** begin **

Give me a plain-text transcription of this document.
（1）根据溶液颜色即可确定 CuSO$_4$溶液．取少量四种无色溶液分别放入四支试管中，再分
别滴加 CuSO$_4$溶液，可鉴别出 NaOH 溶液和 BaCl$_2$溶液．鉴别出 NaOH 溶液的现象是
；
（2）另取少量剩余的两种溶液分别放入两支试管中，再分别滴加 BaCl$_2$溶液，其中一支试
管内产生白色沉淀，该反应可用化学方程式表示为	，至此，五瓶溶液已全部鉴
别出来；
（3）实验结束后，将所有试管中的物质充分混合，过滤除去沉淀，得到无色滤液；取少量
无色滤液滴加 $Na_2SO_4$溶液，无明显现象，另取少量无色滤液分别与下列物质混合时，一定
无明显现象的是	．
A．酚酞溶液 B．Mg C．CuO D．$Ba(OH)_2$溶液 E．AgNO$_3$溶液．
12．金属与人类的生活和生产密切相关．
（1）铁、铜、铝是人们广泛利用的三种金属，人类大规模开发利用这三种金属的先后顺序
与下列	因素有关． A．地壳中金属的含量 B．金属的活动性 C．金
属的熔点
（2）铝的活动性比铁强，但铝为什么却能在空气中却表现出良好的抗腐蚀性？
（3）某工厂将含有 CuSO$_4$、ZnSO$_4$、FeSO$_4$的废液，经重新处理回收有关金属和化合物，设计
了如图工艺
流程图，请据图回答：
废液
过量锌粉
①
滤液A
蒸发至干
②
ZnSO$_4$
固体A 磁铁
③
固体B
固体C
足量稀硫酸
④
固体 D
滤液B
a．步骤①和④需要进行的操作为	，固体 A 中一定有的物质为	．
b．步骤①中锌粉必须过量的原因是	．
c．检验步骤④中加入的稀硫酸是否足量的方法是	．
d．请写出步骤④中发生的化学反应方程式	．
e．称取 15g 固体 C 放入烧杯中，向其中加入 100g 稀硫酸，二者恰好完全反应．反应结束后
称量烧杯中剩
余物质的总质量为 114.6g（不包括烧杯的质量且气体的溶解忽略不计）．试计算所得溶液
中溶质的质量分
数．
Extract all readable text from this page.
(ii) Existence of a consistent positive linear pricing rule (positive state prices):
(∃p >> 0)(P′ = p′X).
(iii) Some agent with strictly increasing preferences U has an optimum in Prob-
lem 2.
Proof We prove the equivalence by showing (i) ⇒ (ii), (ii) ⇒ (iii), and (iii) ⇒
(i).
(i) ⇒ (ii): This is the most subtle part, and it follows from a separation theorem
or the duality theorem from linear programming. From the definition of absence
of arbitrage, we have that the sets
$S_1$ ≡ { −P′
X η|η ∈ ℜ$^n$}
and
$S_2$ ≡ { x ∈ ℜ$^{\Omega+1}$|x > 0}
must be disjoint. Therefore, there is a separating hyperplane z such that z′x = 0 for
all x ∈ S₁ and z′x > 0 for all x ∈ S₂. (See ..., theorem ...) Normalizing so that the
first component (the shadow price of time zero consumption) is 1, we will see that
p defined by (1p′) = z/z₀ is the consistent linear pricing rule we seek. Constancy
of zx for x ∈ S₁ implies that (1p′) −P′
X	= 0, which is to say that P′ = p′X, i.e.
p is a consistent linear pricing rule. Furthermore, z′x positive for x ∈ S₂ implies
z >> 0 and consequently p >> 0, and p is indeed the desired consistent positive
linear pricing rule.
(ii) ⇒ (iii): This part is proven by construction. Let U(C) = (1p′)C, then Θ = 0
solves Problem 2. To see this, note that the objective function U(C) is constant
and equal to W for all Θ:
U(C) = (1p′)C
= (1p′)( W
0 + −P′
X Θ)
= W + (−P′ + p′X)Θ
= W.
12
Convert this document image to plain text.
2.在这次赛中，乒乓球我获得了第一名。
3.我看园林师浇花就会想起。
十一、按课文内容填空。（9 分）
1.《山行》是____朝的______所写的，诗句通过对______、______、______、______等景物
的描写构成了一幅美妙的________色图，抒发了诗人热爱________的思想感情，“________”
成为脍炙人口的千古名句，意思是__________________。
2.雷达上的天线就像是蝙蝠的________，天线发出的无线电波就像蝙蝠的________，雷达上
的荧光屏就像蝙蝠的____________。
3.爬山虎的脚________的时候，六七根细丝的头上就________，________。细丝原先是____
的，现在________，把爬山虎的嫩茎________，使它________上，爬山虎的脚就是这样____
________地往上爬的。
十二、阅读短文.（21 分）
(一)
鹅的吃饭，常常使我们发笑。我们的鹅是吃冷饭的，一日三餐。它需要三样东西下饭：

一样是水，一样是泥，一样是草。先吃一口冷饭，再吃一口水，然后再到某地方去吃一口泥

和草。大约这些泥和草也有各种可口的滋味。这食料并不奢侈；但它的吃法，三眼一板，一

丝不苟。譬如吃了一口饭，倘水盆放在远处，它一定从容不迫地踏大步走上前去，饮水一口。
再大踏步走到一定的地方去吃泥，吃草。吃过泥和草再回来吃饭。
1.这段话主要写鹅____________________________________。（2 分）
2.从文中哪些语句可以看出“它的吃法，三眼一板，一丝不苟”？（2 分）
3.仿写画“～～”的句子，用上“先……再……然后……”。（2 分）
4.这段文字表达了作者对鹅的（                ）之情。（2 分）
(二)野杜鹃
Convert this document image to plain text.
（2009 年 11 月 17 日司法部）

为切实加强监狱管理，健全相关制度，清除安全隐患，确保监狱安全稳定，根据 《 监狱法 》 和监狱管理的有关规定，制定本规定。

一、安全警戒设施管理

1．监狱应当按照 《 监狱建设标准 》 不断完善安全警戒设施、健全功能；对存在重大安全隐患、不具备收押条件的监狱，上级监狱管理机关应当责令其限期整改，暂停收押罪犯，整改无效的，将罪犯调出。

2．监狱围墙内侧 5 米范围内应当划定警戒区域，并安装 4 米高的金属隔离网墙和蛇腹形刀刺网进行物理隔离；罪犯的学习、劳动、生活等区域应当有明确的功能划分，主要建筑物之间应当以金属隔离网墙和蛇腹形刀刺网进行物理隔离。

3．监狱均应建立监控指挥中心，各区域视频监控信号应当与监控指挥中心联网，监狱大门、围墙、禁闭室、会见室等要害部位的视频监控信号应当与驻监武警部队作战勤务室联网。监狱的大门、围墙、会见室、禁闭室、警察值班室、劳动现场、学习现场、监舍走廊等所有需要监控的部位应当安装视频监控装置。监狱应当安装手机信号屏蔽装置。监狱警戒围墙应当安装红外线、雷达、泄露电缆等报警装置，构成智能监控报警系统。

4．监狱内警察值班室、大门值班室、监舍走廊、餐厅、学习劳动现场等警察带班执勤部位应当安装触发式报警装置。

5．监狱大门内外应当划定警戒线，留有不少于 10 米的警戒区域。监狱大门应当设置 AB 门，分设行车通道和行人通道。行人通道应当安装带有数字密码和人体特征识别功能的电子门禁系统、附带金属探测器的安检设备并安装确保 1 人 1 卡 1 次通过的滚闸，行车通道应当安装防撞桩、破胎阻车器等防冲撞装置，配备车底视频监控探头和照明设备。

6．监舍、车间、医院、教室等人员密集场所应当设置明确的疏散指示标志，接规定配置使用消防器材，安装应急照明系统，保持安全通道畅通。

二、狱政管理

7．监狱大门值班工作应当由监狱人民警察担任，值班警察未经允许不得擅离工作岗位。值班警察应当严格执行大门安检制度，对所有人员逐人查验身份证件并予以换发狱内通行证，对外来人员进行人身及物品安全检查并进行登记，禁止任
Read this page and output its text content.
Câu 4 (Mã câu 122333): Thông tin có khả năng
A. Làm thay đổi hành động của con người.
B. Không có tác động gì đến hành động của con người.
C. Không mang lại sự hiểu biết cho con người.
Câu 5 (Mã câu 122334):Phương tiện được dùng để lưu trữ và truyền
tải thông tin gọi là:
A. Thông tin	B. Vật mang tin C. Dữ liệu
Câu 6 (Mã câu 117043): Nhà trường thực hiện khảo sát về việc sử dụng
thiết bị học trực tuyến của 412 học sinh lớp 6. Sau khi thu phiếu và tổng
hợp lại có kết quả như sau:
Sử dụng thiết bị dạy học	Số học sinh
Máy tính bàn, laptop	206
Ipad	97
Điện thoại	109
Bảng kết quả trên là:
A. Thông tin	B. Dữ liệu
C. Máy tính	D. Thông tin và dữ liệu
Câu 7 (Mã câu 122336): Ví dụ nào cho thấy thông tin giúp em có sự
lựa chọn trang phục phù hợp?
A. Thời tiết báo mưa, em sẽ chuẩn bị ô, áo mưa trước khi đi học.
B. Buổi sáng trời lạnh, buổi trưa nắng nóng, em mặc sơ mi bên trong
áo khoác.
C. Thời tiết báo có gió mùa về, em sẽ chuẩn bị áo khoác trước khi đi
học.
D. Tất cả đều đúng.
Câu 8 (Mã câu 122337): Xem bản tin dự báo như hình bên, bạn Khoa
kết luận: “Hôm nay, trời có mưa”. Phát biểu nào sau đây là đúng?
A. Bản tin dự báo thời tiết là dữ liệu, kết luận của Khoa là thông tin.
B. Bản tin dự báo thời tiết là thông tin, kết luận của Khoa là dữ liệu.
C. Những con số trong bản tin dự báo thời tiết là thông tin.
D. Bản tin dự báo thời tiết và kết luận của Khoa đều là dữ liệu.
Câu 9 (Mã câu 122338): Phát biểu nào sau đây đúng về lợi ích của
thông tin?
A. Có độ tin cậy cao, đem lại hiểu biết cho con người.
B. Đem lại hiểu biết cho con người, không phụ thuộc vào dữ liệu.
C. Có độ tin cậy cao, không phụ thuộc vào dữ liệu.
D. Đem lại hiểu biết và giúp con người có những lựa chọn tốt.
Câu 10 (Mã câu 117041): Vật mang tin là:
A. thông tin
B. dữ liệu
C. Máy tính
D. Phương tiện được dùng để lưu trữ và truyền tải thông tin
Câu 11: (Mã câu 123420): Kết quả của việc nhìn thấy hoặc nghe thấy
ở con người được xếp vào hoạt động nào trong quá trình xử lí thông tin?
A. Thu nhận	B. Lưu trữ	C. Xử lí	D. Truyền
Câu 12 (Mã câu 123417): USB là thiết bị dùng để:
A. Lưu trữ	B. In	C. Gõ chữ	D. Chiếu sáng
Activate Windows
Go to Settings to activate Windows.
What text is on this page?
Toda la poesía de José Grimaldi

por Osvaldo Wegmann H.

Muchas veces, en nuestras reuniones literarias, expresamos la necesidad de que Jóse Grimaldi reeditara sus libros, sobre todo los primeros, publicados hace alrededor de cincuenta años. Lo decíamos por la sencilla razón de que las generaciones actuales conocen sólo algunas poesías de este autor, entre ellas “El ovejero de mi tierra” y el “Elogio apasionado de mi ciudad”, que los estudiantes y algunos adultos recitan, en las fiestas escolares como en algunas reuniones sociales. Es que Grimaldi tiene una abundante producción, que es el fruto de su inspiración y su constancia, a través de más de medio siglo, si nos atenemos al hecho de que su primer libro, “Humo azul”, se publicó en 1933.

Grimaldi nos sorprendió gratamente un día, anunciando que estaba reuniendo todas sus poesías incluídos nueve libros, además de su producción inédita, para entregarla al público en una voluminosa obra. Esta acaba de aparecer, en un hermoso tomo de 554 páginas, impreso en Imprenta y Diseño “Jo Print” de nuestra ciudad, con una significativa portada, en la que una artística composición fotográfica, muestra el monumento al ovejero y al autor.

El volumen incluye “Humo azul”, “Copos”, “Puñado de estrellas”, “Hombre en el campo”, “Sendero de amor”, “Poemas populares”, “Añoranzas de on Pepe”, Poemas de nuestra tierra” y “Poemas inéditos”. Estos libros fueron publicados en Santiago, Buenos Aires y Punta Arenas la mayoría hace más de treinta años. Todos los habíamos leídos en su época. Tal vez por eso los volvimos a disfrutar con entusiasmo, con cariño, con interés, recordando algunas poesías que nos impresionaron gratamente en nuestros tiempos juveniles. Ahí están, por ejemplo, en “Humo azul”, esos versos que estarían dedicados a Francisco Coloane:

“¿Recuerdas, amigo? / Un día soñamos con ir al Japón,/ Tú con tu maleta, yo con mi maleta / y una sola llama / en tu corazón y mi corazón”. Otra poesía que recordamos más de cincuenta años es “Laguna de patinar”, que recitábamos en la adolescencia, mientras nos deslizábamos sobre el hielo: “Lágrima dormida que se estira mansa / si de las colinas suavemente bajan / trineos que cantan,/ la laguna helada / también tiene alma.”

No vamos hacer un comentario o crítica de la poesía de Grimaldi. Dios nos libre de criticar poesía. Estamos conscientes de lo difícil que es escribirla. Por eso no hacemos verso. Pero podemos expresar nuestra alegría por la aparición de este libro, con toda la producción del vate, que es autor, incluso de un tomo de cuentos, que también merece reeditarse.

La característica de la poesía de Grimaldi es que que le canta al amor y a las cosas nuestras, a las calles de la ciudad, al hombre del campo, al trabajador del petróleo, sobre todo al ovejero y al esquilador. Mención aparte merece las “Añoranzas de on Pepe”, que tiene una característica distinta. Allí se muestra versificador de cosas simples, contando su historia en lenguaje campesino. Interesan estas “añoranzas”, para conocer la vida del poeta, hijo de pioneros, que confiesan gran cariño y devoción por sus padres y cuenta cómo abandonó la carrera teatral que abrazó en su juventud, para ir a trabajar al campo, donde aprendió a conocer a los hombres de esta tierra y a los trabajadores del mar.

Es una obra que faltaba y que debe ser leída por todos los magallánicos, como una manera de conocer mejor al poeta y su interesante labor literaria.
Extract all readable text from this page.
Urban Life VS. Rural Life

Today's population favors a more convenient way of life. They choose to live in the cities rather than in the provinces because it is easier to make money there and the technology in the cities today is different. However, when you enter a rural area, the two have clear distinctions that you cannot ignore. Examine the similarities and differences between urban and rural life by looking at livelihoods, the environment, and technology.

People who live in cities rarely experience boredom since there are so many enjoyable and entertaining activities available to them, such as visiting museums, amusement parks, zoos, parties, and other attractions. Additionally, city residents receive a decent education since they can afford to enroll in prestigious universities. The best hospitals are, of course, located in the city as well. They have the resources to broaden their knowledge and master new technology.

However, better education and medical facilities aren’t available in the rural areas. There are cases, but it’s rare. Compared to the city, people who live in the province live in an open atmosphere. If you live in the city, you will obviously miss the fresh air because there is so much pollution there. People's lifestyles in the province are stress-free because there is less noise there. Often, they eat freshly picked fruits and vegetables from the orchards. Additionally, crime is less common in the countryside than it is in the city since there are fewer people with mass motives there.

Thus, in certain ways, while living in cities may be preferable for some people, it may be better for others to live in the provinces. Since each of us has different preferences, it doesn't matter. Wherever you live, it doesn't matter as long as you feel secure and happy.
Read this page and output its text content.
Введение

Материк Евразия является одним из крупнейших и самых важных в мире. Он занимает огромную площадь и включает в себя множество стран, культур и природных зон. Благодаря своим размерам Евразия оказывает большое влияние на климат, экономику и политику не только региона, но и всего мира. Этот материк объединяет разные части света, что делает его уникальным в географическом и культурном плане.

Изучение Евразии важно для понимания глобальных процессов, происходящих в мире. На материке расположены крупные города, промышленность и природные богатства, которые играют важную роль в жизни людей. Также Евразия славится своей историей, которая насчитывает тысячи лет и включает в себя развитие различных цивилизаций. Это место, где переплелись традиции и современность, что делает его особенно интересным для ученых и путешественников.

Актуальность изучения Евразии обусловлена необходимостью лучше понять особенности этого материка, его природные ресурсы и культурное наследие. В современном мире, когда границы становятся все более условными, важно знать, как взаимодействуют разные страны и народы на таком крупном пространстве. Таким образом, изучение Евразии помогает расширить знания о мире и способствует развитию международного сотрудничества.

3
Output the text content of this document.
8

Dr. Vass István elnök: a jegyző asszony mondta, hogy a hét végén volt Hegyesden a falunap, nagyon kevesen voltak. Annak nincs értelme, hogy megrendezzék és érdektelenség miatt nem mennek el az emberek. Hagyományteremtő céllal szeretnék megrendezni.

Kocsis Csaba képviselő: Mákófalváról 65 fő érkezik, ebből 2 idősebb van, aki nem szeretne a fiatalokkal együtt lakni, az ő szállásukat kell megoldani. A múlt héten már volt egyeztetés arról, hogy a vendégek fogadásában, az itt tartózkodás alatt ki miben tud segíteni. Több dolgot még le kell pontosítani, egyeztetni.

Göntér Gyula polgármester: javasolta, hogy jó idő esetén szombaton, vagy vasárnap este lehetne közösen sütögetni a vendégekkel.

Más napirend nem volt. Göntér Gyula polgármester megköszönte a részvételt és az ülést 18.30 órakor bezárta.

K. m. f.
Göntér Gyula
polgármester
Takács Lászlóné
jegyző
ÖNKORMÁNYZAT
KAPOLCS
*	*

** end **

■ Problem to solve ■
Copy out every line in the listing where the word "三眼一板" appears.

■ Result of this task ■
和草。大约这些泥和草也有各种可口的滋味。这食料并不奢侈；但它的吃法，三眼一板，一
2.从文中哪些语句可以看出“它的吃法，三眼一板，一丝不苟”？（2 分）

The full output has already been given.